DESCRIPTION OF THE TASK -> Only the lines holding the string "José" are needed. Copy each one.
━━━━━ RECORDS FOR THE TASK ━━━━━
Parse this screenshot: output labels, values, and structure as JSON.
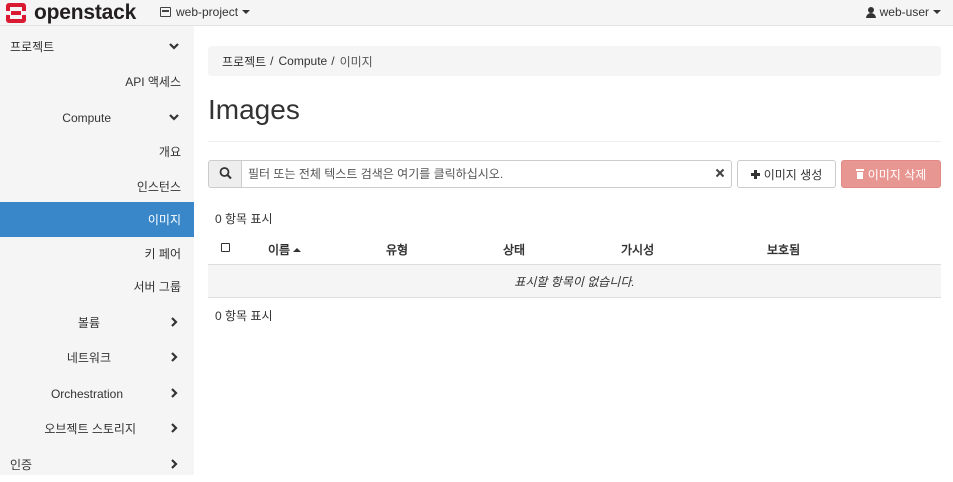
{
  "navbar": {
    "brand": "openstack",
    "project": "web-project",
    "user": "web-user"
  },
  "sidebar": {
    "items": [
      {
        "label": "프로젝트",
        "chevron": "down"
      },
      {
        "label": "API 액세스"
      },
      {
        "label": "Compute",
        "chevron": "down"
      },
      {
        "label": "개요"
      },
      {
        "label": "인스턴스"
      },
      {
        "label": "이미지",
        "active": true
      },
      {
        "label": "키 페어"
      },
      {
        "label": "서버 그룹"
      },
      {
        "label": "볼륨",
        "chevron": "right"
      },
      {
        "label": "네트워크",
        "chevron": "right"
      },
      {
        "label": "Orchestration",
        "chevron": "right"
      },
      {
        "label": "오브젝트 스토리지",
        "chevron": "right"
      },
      {
        "label": "인증",
        "chevron": "right"
      }
    ]
  },
  "breadcrumb": {
    "items": [
      "프로젝트",
      "Compute"
    ],
    "current": "이미지"
  },
  "page_title": "Images",
  "search": {
    "placeholder": "필터 또는 전체 텍스트 검색은 여기를 클릭하십시오."
  },
  "buttons": {
    "create": "이미지 생성",
    "delete": "이미지 삭제"
  },
  "table": {
    "count_top": "0 항목 표시",
    "count_bottom": "0 항목 표시",
    "columns": [
      "이름",
      "유형",
      "상태",
      "가시성",
      "보호됨"
    ],
    "empty_message": "표시할 항목이 없습니다."
  },
  "colors": {
    "brand_red": "#da1a32",
    "active_blue": "#3987c8",
    "danger_disabled": "#e89691"
  }
}
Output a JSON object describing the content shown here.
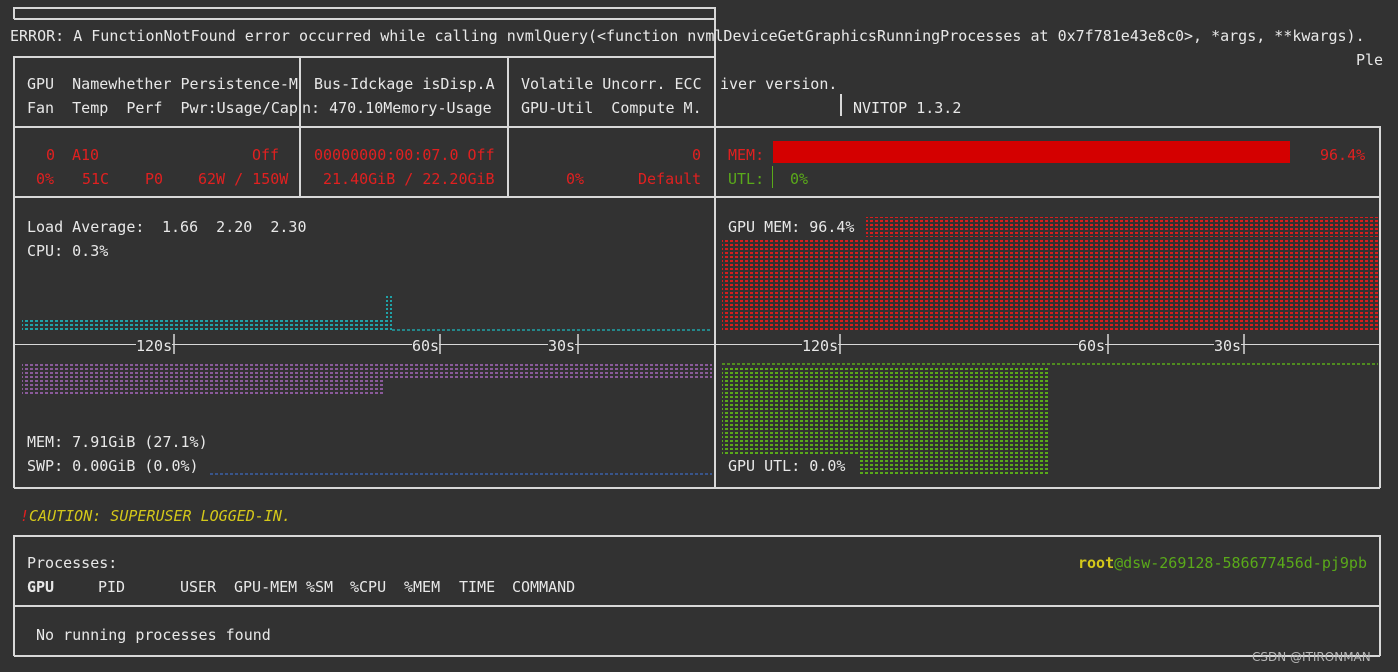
{
  "error": {
    "line": "ERROR: A FunctionNotFound error occurred while calling nvmlQuery(<function nvmlDeviceGetGraphicsRunningProcesses at 0x7f781e43e8c0>, *args, **kwargs).",
    "trailing": "Ple"
  },
  "header": {
    "col1_line1": "GPU  Namewhether Persistence-M",
    "col1_line2": "Fan  Temp  Perf  Pwr:Usage/Cap",
    "col2_line1": "Bus-Idckage isDisp.A",
    "col2_line2": "n: 470.10Memory-Usage",
    "col3_line1": "Volatile Uncorr. ECC",
    "col3_line2": "GPU-Util  Compute M.",
    "col4_line1": "iver version.",
    "nvitop": "NVITOP 1.3.2"
  },
  "gpu": {
    "index": "0",
    "name": "A10",
    "persistence": "Off",
    "fan": "0%",
    "temp": "51C",
    "perf": "P0",
    "power": "62W / 150W",
    "bus_id": "00000000:00:07.0 Off",
    "memory_usage": "21.40GiB / 22.20GiB",
    "ecc": "0",
    "gpu_util": "0%",
    "compute_mode": "Default",
    "mem_label": "MEM:",
    "mem_percent_text": "96.4%",
    "mem_fraction": 0.964,
    "utl_label": "UTL:",
    "utl_percent_text": "0%"
  },
  "host": {
    "load_label": "Load Average:",
    "load_values": "1.66  2.20  2.30",
    "cpu": "CPU: 0.3%",
    "mem": "MEM: 7.91GiB (27.1%)",
    "swp": "SWP: 0.00GiB (0.0%)",
    "gpu_mem": "GPU MEM: 96.4%",
    "gpu_utl": "GPU UTL: 0.0%"
  },
  "timeline": {
    "left_ticks": [
      "120s",
      "60s",
      "30s"
    ],
    "right_ticks": [
      "120s",
      "60s",
      "30s"
    ]
  },
  "caution": "!CAUTION: SUPERUSER LOGGED-IN.",
  "processes": {
    "title": "Processes:",
    "user_host": "root@dsw-269128-586677456d-pj9pb",
    "user": "root",
    "host": "@dsw-269128-586677456d-pj9pb",
    "columns": [
      "GPU",
      "PID",
      "USER",
      "GPU-MEM",
      "%SM",
      "%CPU",
      "%MEM",
      "TIME",
      "COMMAND"
    ],
    "empty_message": "No running processes found"
  },
  "watermark": "CSDN @ITIRONMAN",
  "colors": {
    "background": "#323232",
    "red": "#e02020",
    "green": "#5aaa1a",
    "cyan": "#1fa3a8",
    "purple": "#8a5a9a",
    "blue": "#3a5fa8",
    "yellow": "#d4c81a"
  }
}
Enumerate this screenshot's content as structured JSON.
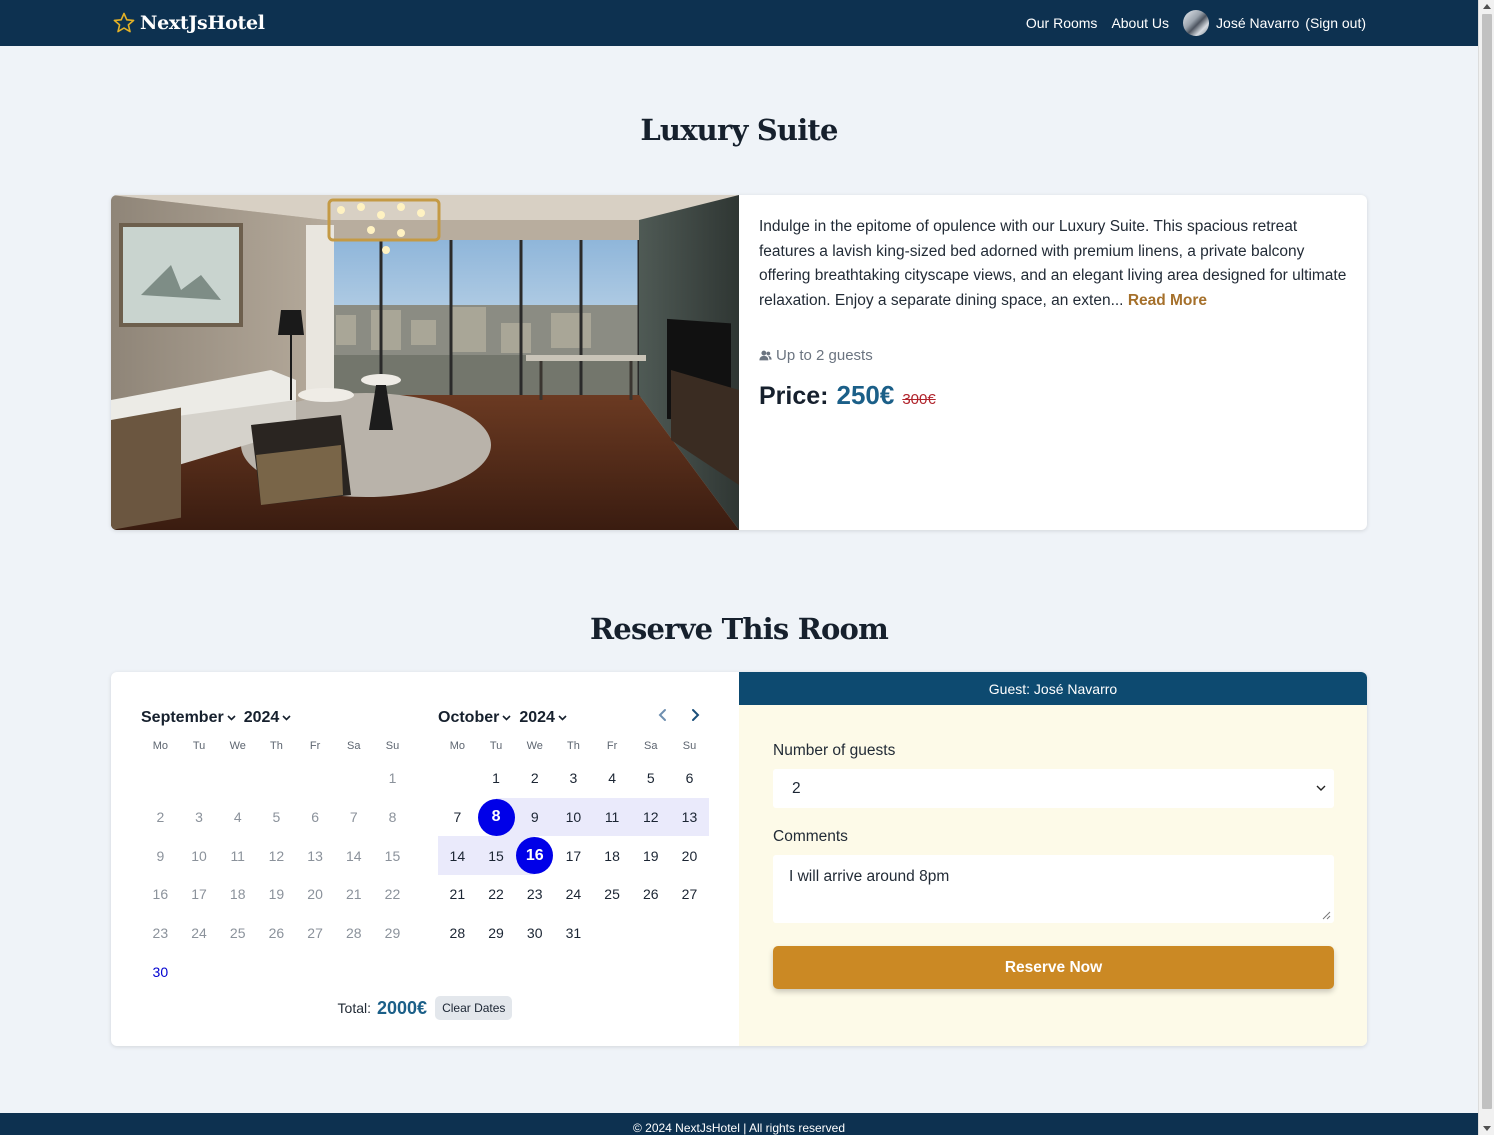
{
  "nav": {
    "brand": "NextJsHotel",
    "links": [
      "Our Rooms",
      "About Us"
    ],
    "user_name": "José Navarro",
    "signout": "(Sign out)"
  },
  "room": {
    "title": "Luxury Suite",
    "description": "Indulge in the epitome of opulence with our Luxury Suite. This spacious retreat features a lavish king-sized bed adorned with premium linens, a private balcony offering breathtaking cityscape views, and an elegant living area designed for ultimate relaxation. Enjoy a separate dining space, an exten...",
    "read_more": "Read More",
    "guests": "Up to 2 guests",
    "price_label": "Price:",
    "price": "250€",
    "old_price": "300€"
  },
  "reserve": {
    "title": "Reserve This Room",
    "calendar": {
      "weekdays": [
        "Mo",
        "Tu",
        "We",
        "Th",
        "Fr",
        "Sa",
        "Su"
      ],
      "months": [
        {
          "month": "September",
          "year": "2024",
          "weeks": [
            [
              "",
              "",
              "",
              "",
              "",
              "",
              "1"
            ],
            [
              "2",
              "3",
              "4",
              "5",
              "6",
              "7",
              "8"
            ],
            [
              "9",
              "10",
              "11",
              "12",
              "13",
              "14",
              "15"
            ],
            [
              "16",
              "17",
              "18",
              "19",
              "20",
              "21",
              "22"
            ],
            [
              "23",
              "24",
              "25",
              "26",
              "27",
              "28",
              "29"
            ],
            [
              "30",
              "",
              "",
              "",
              "",
              "",
              ""
            ]
          ]
        },
        {
          "month": "October",
          "year": "2024",
          "weeks": [
            [
              "",
              "1",
              "2",
              "3",
              "4",
              "5",
              "6"
            ],
            [
              "7",
              "8",
              "9",
              "10",
              "11",
              "12",
              "13"
            ],
            [
              "14",
              "15",
              "16",
              "17",
              "18",
              "19",
              "20"
            ],
            [
              "21",
              "22",
              "23",
              "24",
              "25",
              "26",
              "27"
            ],
            [
              "28",
              "29",
              "30",
              "31",
              "",
              "",
              ""
            ]
          ]
        }
      ],
      "selected_start": "8",
      "selected_end": "16",
      "today": "30"
    },
    "total_label": "Total:",
    "total_value": "2000€",
    "clear_dates": "Clear Dates",
    "guest_header": "Guest: José Navarro",
    "guests_label": "Number of guests",
    "guests_value": "2",
    "comments_label": "Comments",
    "comments_value": "I will arrive around 8pm",
    "reserve_button": "Reserve Now"
  },
  "footer": {
    "text": "© 2024 NextJsHotel | All rights reserved"
  },
  "colors": {
    "nav_bg": "#0d3150",
    "accent_blue": "#1b5f88",
    "selected_day": "#0000e8",
    "range_bg": "#eaeafb",
    "reserve_button": "#cb8924",
    "form_bg": "#fdfae8",
    "read_more": "#a5702b"
  }
}
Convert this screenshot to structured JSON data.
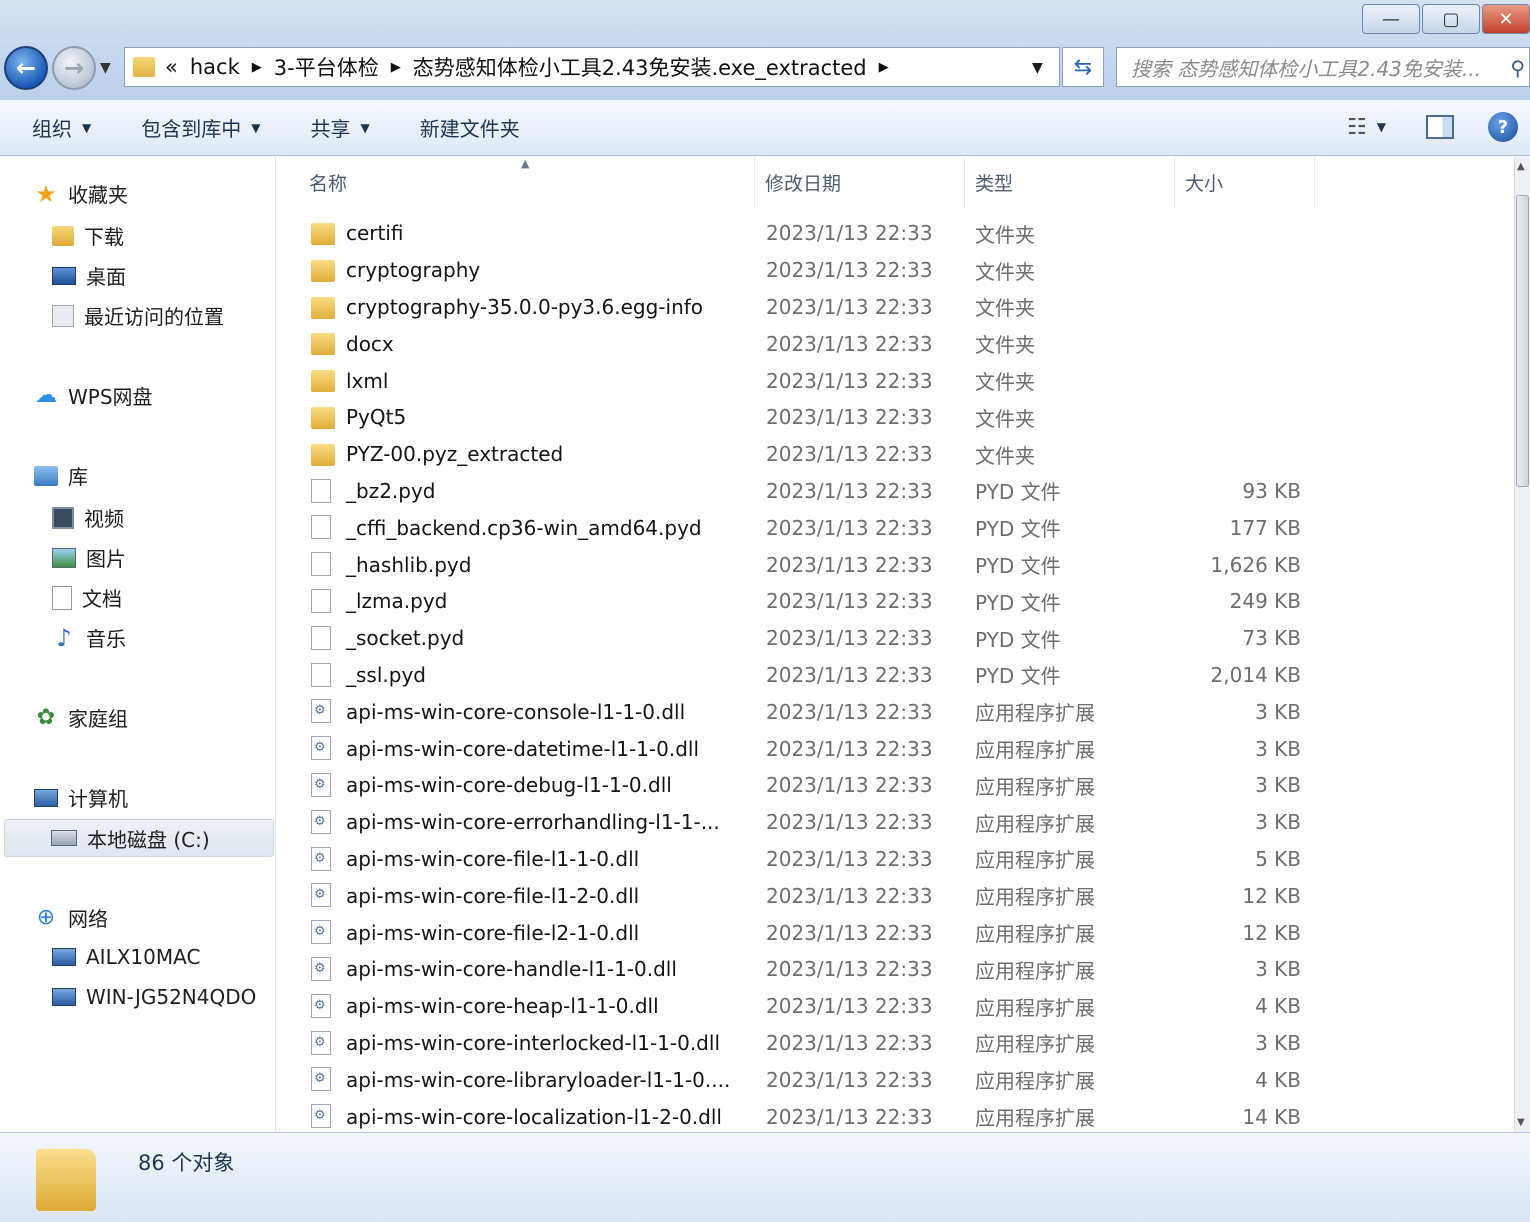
{
  "window": {
    "minimize_glyph": "—",
    "maximize_glyph": "▢",
    "close_glyph": "✕"
  },
  "address": {
    "overflow": "«",
    "crumbs": [
      "hack",
      "3-平台体检",
      "态势感知体检小工具2.43免安装.exe_extracted"
    ],
    "search_placeholder": "搜索 态势感知体检小工具2.43免安装..."
  },
  "toolbar": {
    "organize": "组织",
    "include_in_library": "包含到库中",
    "share": "共享",
    "new_folder": "新建文件夹"
  },
  "nav": {
    "favorites": "收藏夹",
    "downloads": "下载",
    "desktop": "桌面",
    "recent": "最近访问的位置",
    "wps": "WPS网盘",
    "libraries": "库",
    "videos": "视频",
    "pictures": "图片",
    "documents": "文档",
    "music": "音乐",
    "homegroup": "家庭组",
    "computer": "计算机",
    "local_disk": "本地磁盘 (C:)",
    "network": "网络",
    "net_host1": "AILX10MAC",
    "net_host2": "WIN-JG52N4QDO"
  },
  "columns": {
    "name": "名称",
    "date": "修改日期",
    "type": "类型",
    "size": "大小"
  },
  "files": [
    {
      "icon": "folder",
      "name": "certifi",
      "date": "2023/1/13 22:33",
      "type": "文件夹",
      "size": ""
    },
    {
      "icon": "folder",
      "name": "cryptography",
      "date": "2023/1/13 22:33",
      "type": "文件夹",
      "size": ""
    },
    {
      "icon": "folder",
      "name": "cryptography-35.0.0-py3.6.egg-info",
      "date": "2023/1/13 22:33",
      "type": "文件夹",
      "size": ""
    },
    {
      "icon": "folder",
      "name": "docx",
      "date": "2023/1/13 22:33",
      "type": "文件夹",
      "size": ""
    },
    {
      "icon": "folder",
      "name": "lxml",
      "date": "2023/1/13 22:33",
      "type": "文件夹",
      "size": ""
    },
    {
      "icon": "folder",
      "name": "PyQt5",
      "date": "2023/1/13 22:33",
      "type": "文件夹",
      "size": ""
    },
    {
      "icon": "folder",
      "name": "PYZ-00.pyz_extracted",
      "date": "2023/1/13 22:33",
      "type": "文件夹",
      "size": ""
    },
    {
      "icon": "file",
      "name": "_bz2.pyd",
      "date": "2023/1/13 22:33",
      "type": "PYD 文件",
      "size": "93 KB"
    },
    {
      "icon": "file",
      "name": "_cffi_backend.cp36-win_amd64.pyd",
      "date": "2023/1/13 22:33",
      "type": "PYD 文件",
      "size": "177 KB"
    },
    {
      "icon": "file",
      "name": "_hashlib.pyd",
      "date": "2023/1/13 22:33",
      "type": "PYD 文件",
      "size": "1,626 KB"
    },
    {
      "icon": "file",
      "name": "_lzma.pyd",
      "date": "2023/1/13 22:33",
      "type": "PYD 文件",
      "size": "249 KB"
    },
    {
      "icon": "file",
      "name": "_socket.pyd",
      "date": "2023/1/13 22:33",
      "type": "PYD 文件",
      "size": "73 KB"
    },
    {
      "icon": "file",
      "name": "_ssl.pyd",
      "date": "2023/1/13 22:33",
      "type": "PYD 文件",
      "size": "2,014 KB"
    },
    {
      "icon": "dll",
      "name": "api-ms-win-core-console-l1-1-0.dll",
      "date": "2023/1/13 22:33",
      "type": "应用程序扩展",
      "size": "3 KB"
    },
    {
      "icon": "dll",
      "name": "api-ms-win-core-datetime-l1-1-0.dll",
      "date": "2023/1/13 22:33",
      "type": "应用程序扩展",
      "size": "3 KB"
    },
    {
      "icon": "dll",
      "name": "api-ms-win-core-debug-l1-1-0.dll",
      "date": "2023/1/13 22:33",
      "type": "应用程序扩展",
      "size": "3 KB"
    },
    {
      "icon": "dll",
      "name": "api-ms-win-core-errorhandling-l1-1-...",
      "date": "2023/1/13 22:33",
      "type": "应用程序扩展",
      "size": "3 KB"
    },
    {
      "icon": "dll",
      "name": "api-ms-win-core-file-l1-1-0.dll",
      "date": "2023/1/13 22:33",
      "type": "应用程序扩展",
      "size": "5 KB"
    },
    {
      "icon": "dll",
      "name": "api-ms-win-core-file-l1-2-0.dll",
      "date": "2023/1/13 22:33",
      "type": "应用程序扩展",
      "size": "12 KB"
    },
    {
      "icon": "dll",
      "name": "api-ms-win-core-file-l2-1-0.dll",
      "date": "2023/1/13 22:33",
      "type": "应用程序扩展",
      "size": "12 KB"
    },
    {
      "icon": "dll",
      "name": "api-ms-win-core-handle-l1-1-0.dll",
      "date": "2023/1/13 22:33",
      "type": "应用程序扩展",
      "size": "3 KB"
    },
    {
      "icon": "dll",
      "name": "api-ms-win-core-heap-l1-1-0.dll",
      "date": "2023/1/13 22:33",
      "type": "应用程序扩展",
      "size": "4 KB"
    },
    {
      "icon": "dll",
      "name": "api-ms-win-core-interlocked-l1-1-0.dll",
      "date": "2023/1/13 22:33",
      "type": "应用程序扩展",
      "size": "3 KB"
    },
    {
      "icon": "dll",
      "name": "api-ms-win-core-libraryloader-l1-1-0....",
      "date": "2023/1/13 22:33",
      "type": "应用程序扩展",
      "size": "4 KB"
    },
    {
      "icon": "dll",
      "name": "api-ms-win-core-localization-l1-2-0.dll",
      "date": "2023/1/13 22:33",
      "type": "应用程序扩展",
      "size": "14 KB"
    }
  ],
  "status": {
    "count": "86 个对象"
  }
}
━━━━━
TASK RESULT ->
    "user_name": "José Navarro",
    "guest_header": "Guest: José Navarro",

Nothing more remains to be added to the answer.